## Parts of the exercise
1. List the titles of Ernest Becker's works named in the passage on Bella and mortality.
2. In the passage on Bella and mortality, rewrite the part from "Interestingly, other creatures" to "our best days!", swapping "spider" for "beetle".
3. According to the passage on Bella and mortality, why are other creatures spared the contradiction that humans face?

## Passage shown

___

Throughout the series, Bella accepts the fragile and futile condition of her humanity through both risk-taking and self-sacrifice. As a psychological condition, people generally create socially approved, symbolic interaction systems that serve a death-denying function. We don’t want to die and instead of acknowledging that finality, we build a world where clocks and trains run on time. Whether it hits us with a gnashing bite to the wrist or as a distant threat covered in fiery-red hair and curls, it increases affection and altruistic behavior toward those who share a similar culture. If not checked, however, it creates anxiety, tension, and aggression in protecting that culture from those who oppose and threaten it. Throughout the series, Bella comes face-to-face with a number of experiences which allow her to face death as a transcendent application for love.
The Human Paradox
In his most famous works, The Birth and Death of Meaning, Escape from Evil, and The Denial of Death, cultural anthropologist Ernest Becker argued that humans are in quite the dilemma. We have the cognitive ability and means to contemplate the cosmos, create life, or think inwardly. We own the powerful capacity to modify our thoughts and behaviors to function and thrive in our relationships. Ironically, we are also the only creatures who are uniquely aware of our death and possess little to no control of that event despite our best efforts to prolong it. It doesn’t matter how many new tires Charlie Swan puts on his daughter's ugly truck or what new curfews he imposes on her. When he says, “Drive safely” what he is really saying is “I couldn’t handle it if something happened to you.” We all participate in this mortality check. Pay now or pay later, but we are all going to pay.
This can be a terrifying dilemma when standing outside of school immersed in life—visiting with your friends about prom and science lab then suddenly staring, wide-eyed, as an erratic vehicle screeches around the corner about to sandwich you between two cars! For most of us, we don’t have the benefit of a lightning-fast vampire who pulls a Superman routine to save us from an uncomfortable unknown.
Interestingly, other creatures are spared this contradiction. That cricket we step on or spider we crush doesn't contemplate its eventual extinction. They don't know death is happening. While the spider instinctively comes from behind our house gutter in the evening to spin its web, it doesn't consider that young, gawking blonde child with a popsicle yelling, "Mommy, mommy, look at that huge spider!" (followed, then, by a huge broom and the crushing weight of a shoe). With death, then, at the core of human anticipation, we can be haunted by it—even on our best days!

___

## Rows
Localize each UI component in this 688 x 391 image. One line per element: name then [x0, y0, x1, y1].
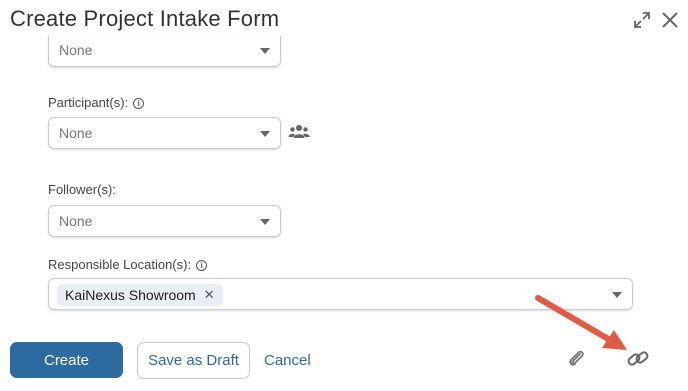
- cancel-link[interactable]: Cancel: [264, 352, 311, 369]
- info-icon[interactable]: i: [133, 98, 145, 109]
- chevron-down-icon: [260, 48, 270, 54]
- dialog-title: Create Project Intake Form: [10, 6, 280, 31]
- expand-icon[interactable]: [632, 10, 652, 30]
- followers-select[interactable]: None: [48, 205, 281, 237]
- participants-select[interactable]: None: [48, 117, 281, 149]
- chevron-down-icon: [260, 219, 270, 225]
- chevron-down-icon: [260, 131, 270, 137]
- close-icon[interactable]: [660, 10, 680, 30]
- save-as-draft-button[interactable]: Save as Draft: [137, 342, 250, 379]
- users-icon[interactable]: [288, 124, 310, 140]
- participants-value: None: [59, 125, 93, 141]
- responsible-locations-label: Responsible Location(s): i: [48, 257, 208, 272]
- location-chip-label: KaiNexus Showroom: [65, 287, 196, 303]
- followers-label: Follower(s):: [48, 182, 116, 197]
- link-icon[interactable]: [626, 347, 650, 371]
- location-chip: KaiNexus Showroom ✕: [57, 284, 223, 306]
- followers-value: None: [59, 213, 93, 229]
- annotation-arrow: [535, 295, 627, 350]
- top-select-value: None: [59, 42, 93, 58]
- remove-chip-icon[interactable]: ✕: [204, 287, 215, 303]
- info-icon[interactable]: i: [196, 260, 208, 271]
- create-button[interactable]: Create: [10, 342, 123, 378]
- participants-label: Participant(s): i: [48, 95, 145, 110]
- top-select[interactable]: None: [48, 36, 281, 67]
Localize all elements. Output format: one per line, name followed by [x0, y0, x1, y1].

___

## Final answers
1.
The Birth and Death of Meaning
Escape from Evil
The Denial of Death

2.
Interestingly, other creatures are spared this contradiction. That cricket we step on or beetle we crush doesn't contemplate its eventual extinction. They don't know death is happening. While the beetle instinctively comes from behind our house gutter in the evening to spin its web, it doesn't consider that young, gawking blonde child with a popsicle yelling, "Mommy, mommy, look at that huge beetle!" (followed, then, by a huge broom and the crushing weight of a shoe). With death, then, at the core of human anticipation, we can be haunted by it—even on our best days!

3. Creatures such as a cricket or a spider do not contemplate their eventual extinction. They don't know that death is happening, so unlike humans, they are not aware of their own death.